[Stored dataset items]

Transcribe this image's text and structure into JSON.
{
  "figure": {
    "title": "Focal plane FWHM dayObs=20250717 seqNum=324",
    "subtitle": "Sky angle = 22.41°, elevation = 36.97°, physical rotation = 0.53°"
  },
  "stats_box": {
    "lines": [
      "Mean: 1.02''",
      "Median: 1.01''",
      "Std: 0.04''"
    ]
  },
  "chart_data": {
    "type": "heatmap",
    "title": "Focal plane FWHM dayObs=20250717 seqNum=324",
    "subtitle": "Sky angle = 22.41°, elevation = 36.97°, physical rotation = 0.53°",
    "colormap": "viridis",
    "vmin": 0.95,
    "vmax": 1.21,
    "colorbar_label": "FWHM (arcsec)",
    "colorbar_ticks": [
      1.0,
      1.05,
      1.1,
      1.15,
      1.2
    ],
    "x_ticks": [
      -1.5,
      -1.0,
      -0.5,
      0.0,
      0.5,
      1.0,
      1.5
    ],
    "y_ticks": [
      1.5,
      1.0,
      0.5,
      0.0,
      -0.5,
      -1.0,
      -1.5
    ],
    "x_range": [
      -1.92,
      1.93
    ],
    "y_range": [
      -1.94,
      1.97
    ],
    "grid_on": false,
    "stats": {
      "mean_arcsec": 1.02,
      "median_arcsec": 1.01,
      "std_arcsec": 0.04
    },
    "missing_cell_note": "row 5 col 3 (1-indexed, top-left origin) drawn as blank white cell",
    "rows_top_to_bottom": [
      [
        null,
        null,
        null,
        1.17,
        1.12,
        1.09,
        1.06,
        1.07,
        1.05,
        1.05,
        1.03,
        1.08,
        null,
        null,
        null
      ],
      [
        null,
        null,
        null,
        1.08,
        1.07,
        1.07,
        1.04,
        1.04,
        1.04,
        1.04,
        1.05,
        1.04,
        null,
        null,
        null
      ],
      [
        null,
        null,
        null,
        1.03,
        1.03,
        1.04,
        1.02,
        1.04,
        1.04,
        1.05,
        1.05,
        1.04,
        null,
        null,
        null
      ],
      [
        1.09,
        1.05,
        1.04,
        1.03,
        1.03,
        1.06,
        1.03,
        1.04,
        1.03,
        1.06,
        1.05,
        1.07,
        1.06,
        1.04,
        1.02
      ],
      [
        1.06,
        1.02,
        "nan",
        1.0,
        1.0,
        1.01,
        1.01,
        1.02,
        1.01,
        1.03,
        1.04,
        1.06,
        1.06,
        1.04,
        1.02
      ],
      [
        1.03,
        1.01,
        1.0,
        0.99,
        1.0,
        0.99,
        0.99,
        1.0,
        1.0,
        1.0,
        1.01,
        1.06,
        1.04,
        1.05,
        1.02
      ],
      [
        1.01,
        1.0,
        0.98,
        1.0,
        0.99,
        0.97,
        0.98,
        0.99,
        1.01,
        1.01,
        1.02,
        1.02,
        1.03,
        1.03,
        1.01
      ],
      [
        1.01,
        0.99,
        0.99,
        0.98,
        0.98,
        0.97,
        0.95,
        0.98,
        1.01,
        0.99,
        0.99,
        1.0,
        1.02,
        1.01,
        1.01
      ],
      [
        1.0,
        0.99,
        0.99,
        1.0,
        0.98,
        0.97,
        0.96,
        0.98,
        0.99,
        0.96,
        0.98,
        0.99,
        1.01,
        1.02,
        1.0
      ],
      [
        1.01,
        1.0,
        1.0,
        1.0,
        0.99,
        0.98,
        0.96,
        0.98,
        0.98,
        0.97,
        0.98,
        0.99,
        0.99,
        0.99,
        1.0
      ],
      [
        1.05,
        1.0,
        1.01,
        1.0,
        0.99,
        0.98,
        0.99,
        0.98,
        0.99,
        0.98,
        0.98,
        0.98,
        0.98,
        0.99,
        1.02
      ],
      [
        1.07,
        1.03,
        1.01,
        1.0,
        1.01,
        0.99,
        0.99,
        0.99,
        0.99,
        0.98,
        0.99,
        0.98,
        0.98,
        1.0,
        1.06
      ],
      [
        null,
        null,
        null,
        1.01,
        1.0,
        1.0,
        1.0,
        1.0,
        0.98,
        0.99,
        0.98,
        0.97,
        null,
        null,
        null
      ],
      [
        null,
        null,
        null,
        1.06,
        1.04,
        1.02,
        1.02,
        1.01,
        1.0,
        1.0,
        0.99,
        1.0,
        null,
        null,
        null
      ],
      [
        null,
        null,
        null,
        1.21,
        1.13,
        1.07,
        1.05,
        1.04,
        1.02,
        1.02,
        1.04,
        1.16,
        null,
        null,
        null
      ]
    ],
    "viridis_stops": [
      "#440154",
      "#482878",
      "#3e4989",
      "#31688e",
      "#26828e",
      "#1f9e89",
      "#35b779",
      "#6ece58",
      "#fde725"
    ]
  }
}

■ Exercise task
Reproduce each line holding the word "angle".

■ Exercise output
    "subtitle": "Sky angle = 22.41°, elevation = 36.97°, physical rotation = 0.53°"
    "subtitle": "Sky angle = 22.41°, elevation = 36.97°, physical rotation = 0.53°",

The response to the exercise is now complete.